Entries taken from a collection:
= = = = =
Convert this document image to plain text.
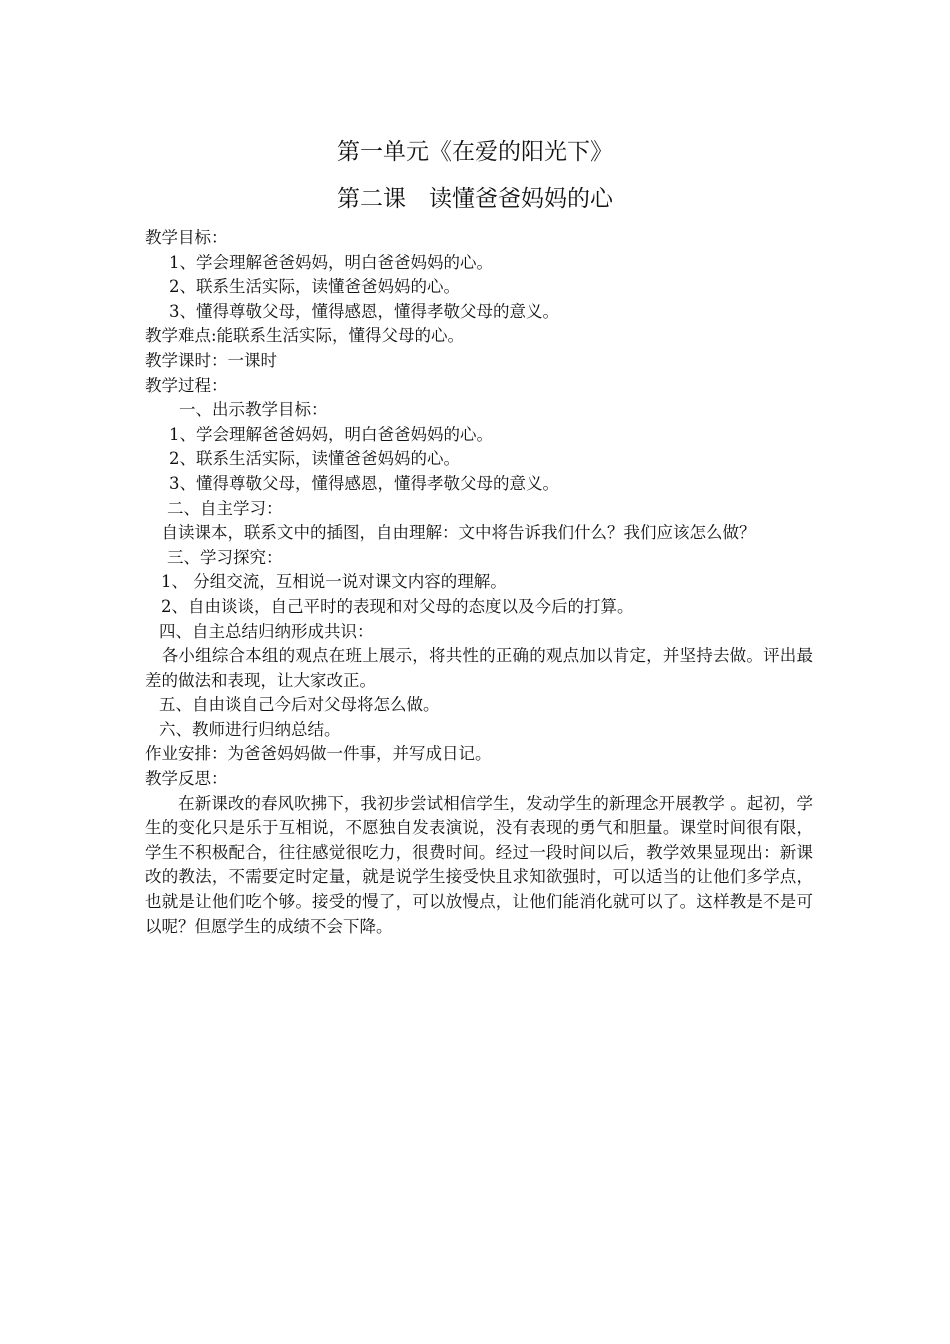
第一单元《在爱的阳光下》
第二课　读懂爸爸妈妈的心
教学目标：
1、学会理解爸爸妈妈，明白爸爸妈妈的心。
2、联系生活实际，读懂爸爸妈妈的心。
3、懂得尊敬父母，懂得感恩，懂得孝敬父母的意义。
教学难点:能联系生活实际，懂得父母的心。
教学课时：一课时
教学过程：
一、出示教学目标：
1、学会理解爸爸妈妈，明白爸爸妈妈的心。
2、联系生活实际，读懂爸爸妈妈的心。
3、懂得尊敬父母，懂得感恩，懂得孝敬父母的意义。
二、自主学习：
　自读课本，联系文中的插图，自由理解：文中将告诉我们什么？我们应该怎么做？
三、学习探究：
1、 分组交流，互相说一说对课文内容的理解。
2、自由谈谈，自己平时的表现和对父母的态度以及今后的打算。
四、自主总结归纳形成共识：
　各小组综合本组的观点在班上展示，将共性的正确的观点加以肯定，并坚持去做。评出最差的做法和表现，让大家改正。
五、自由谈自己今后对父母将怎么做。
六、教师进行归纳总结。
作业安排：为爸爸妈妈做一件事，并写成日记。
教学反思：
　　在新课改的春风吹拂下，我初步尝试相信学生，发动学生的新理念开展教学 。起初，学生的变化只是乐于互相说，不愿独自发表演说，没有表现的勇气和胆量。课堂时间很有限，学生不积极配合，往往感觉很吃力，很费时间。经过一段时间以后，教学效果显现出：新课改的教法，不需要定时定量，就是说学生接受快且求知欲强时，可以适当的让他们多学点，也就是让他们吃个够。接受的慢了，可以放慢点，让他们能消化就可以了。这样教是不是可以呢？但愿学生的成绩不会下降。
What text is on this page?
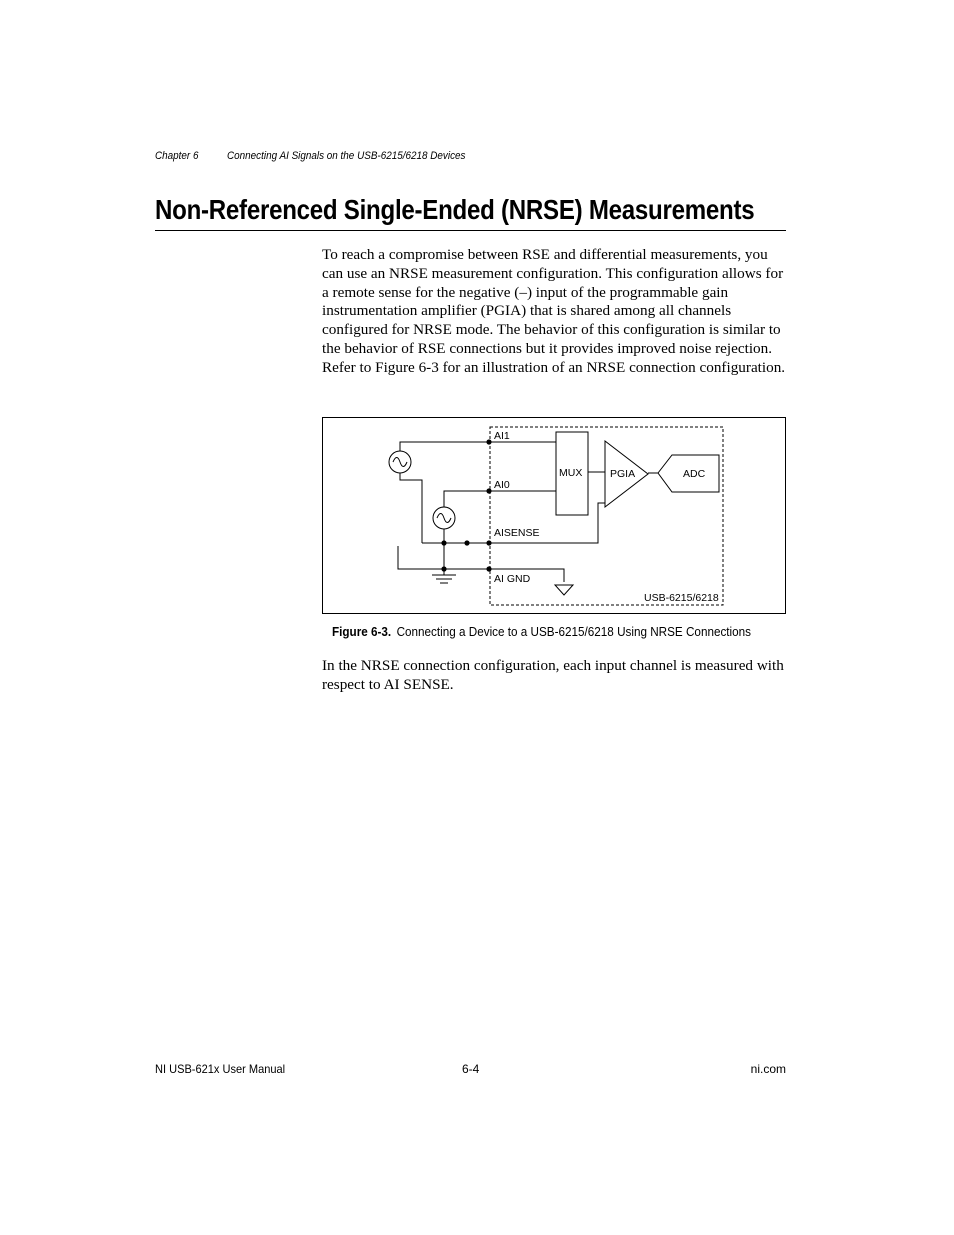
Chapter 6	Connecting AI Signals on the USB-6215/6218 Devices
Non-Referenced Single-Ended (NRSE) Measurements

To reach a compromise between RSE and differential measurements, you can use an NRSE measurement configuration. This configuration allows for a remote sense for the negative (–) input of the programmable gain instrumentation amplifier (PGIA) that is shared among all channels configured for NRSE mode. The behavior of this configuration is similar to the behavior of RSE connections but it provides improved noise rejection. Refer to Figure 6-3 for an illustration of an NRSE connection configuration.

AI1
AI0
AISENSE
AI GND
MUX	PGIA	ADC
USB-6215/6218
Figure 6-3. Connecting a Device to a USB-6215/6218 Using NRSE Connections

In the NRSE connection configuration, each input channel is measured with respect to AI SENSE.

NI USB-621x User Manual	6-4	ni.com
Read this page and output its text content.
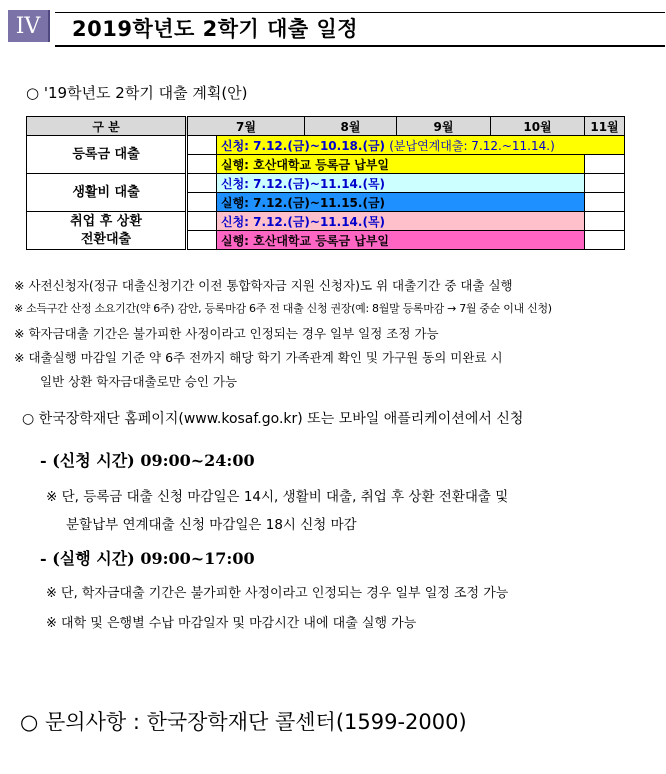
IV	2019학년도 2학기 대출 일정
○ '19학년도 2학기 대출 계획(안)
구 분	7월		8월	9월	10월	11월
등록금 대출		신청: 7.12.(금)~10.18.(금) (분납연계대출: 7.12.~11.14.)				
		실행: 호산대학교 등록금 납부일				
생활비 대출		신청: 7.12.(금)~11.14.(목)				
		실행: 7.12.(금)~11.15.(금)				

취업 후 상환
전환대출		신청: 7.12.(금)~11.14.(목)				
		실행: 호산대학교 등록금 납부일				
※ 사전신청자(정규 대출신청기간 이전 통합학자금 지원 신청자)도 위 대출기간 중 대출 실행
※ 소득구간 산정 소요기간(약 6주) 감안, 등록마감 6주 전 대출 신청 권장(예: 8월말 등록마감 → 7월 중순 이내 신청)
※ 학자금대출 기간은 불가피한 사정이라고 인정되는 경우 일부 일정 조정 가능
※ 대출실행 마감일 기준 약 6주 전까지 해당 학기 가족관계 확인 및 가구원 동의 미완료 시
일반 상환 학자금대출로만 승인 가능
○ 한국장학재단 홈페이지(www.kosaf.go.kr) 또는 모바일 애플리케이션에서 신청
- (신청 시간) 09:00~24:00
※ 단, 등록금 대출 신청 마감일은 14시, 생활비 대출, 취업 후 상환 전환대출 및
분할납부 연계대출 신청 마감일은 18시 신청 마감
- (실행 시간) 09:00~17:00
※ 단, 학자금대출 기간은 불가피한 사정이라고 인정되는 경우 일부 일정 조정 가능
※ 대학 및 은행별 수납 마감일자 및 마감시간 내에 대출 실행 가능
○ 문의사항 : 한국장학재단 콜센터(1599-2000)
= = = = =
• _Aim of the exercise_
Copy the entries above faithfully and omit every image.

• _The answer_
Convert this document image to plain text.
第一单元《在爱的阳光下》
第二课　读懂爸爸妈妈的心
教学目标：
1、学会理解爸爸妈妈，明白爸爸妈妈的心。
2、联系生活实际，读懂爸爸妈妈的心。
3、懂得尊敬父母，懂得感恩，懂得孝敬父母的意义。
教学难点:能联系生活实际，懂得父母的心。
教学课时：一课时
教学过程：
一、出示教学目标：
1、学会理解爸爸妈妈，明白爸爸妈妈的心。
2、联系生活实际，读懂爸爸妈妈的心。
3、懂得尊敬父母，懂得感恩，懂得孝敬父母的意义。
二、自主学习：
　自读课本，联系文中的插图，自由理解：文中将告诉我们什么？我们应该怎么做？
三、学习探究：
1、 分组交流，互相说一说对课文内容的理解。
2、自由谈谈，自己平时的表现和对父母的态度以及今后的打算。
四、自主总结归纳形成共识：
　各小组综合本组的观点在班上展示，将共性的正确的观点加以肯定，并坚持去做。评出最差的做法和表现，让大家改正。
五、自由谈自己今后对父母将怎么做。
六、教师进行归纳总结。
作业安排：为爸爸妈妈做一件事，并写成日记。
教学反思：
　　在新课改的春风吹拂下，我初步尝试相信学生，发动学生的新理念开展教学 。起初，学生的变化只是乐于互相说，不愿独自发表演说，没有表现的勇气和胆量。课堂时间很有限，学生不积极配合，往往感觉很吃力，很费时间。经过一段时间以后，教学效果显现出：新课改的教法，不需要定时定量，就是说学生接受快且求知欲强时，可以适当的让他们多学点，也就是让他们吃个够。接受的慢了，可以放慢点，让他们能消化就可以了。这样教是不是可以呢？但愿学生的成绩不会下降。
What text is on this page?
Chapter 6	Connecting AI Signals on the USB-6215/6218 Devices
Non-Referenced Single-Ended (NRSE) Measurements

To reach a compromise between RSE and differential measurements, you can use an NRSE measurement configuration. This configuration allows for a remote sense for the negative (–) input of the programmable gain instrumentation amplifier (PGIA) that is shared among all channels configured for NRSE mode. The behavior of this configuration is similar to the behavior of RSE connections but it provides improved noise rejection. Refer to Figure 6-3 for an illustration of an NRSE connection configuration.

AI1
AI0
AISENSE
AI GND
MUX	PGIA	ADC
USB-6215/6218
Figure 6-3. Connecting a Device to a USB-6215/6218 Using NRSE Connections

In the NRSE connection configuration, each input channel is measured with respect to AI SENSE.

NI USB-621x User Manual	6-4	ni.com
Read this page and output its text content.
IV	2019학년도 2학기 대출 일정
○ '19학년도 2학기 대출 계획(안)
구 분	7월		8월	9월	10월	11월
등록금 대출		신청: 7.12.(금)~10.18.(금) (분납연계대출: 7.12.~11.14.)				
		실행: 호산대학교 등록금 납부일				
생활비 대출		신청: 7.12.(금)~11.14.(목)				
		실행: 7.12.(금)~11.15.(금)				

취업 후 상환
전환대출		신청: 7.12.(금)~11.14.(목)				
		실행: 호산대학교 등록금 납부일				
※ 사전신청자(정규 대출신청기간 이전 통합학자금 지원 신청자)도 위 대출기간 중 대출 실행
※ 소득구간 산정 소요기간(약 6주) 감안, 등록마감 6주 전 대출 신청 권장(예: 8월말 등록마감 → 7월 중순 이내 신청)
※ 학자금대출 기간은 불가피한 사정이라고 인정되는 경우 일부 일정 조정 가능
※ 대출실행 마감일 기준 약 6주 전까지 해당 학기 가족관계 확인 및 가구원 동의 미완료 시
일반 상환 학자금대출로만 승인 가능
○ 한국장학재단 홈페이지(www.kosaf.go.kr) 또는 모바일 애플리케이션에서 신청
- (신청 시간) 09:00~24:00
※ 단, 등록금 대출 신청 마감일은 14시, 생활비 대출, 취업 후 상환 전환대출 및
분할납부 연계대출 신청 마감일은 18시 신청 마감
- (실행 시간) 09:00~17:00
※ 단, 학자금대출 기간은 불가피한 사정이라고 인정되는 경우 일부 일정 조정 가능
※ 대학 및 은행별 수납 마감일자 및 마감시간 내에 대출 실행 가능
○ 문의사항 : 한국장학재단 콜센터(1599-2000)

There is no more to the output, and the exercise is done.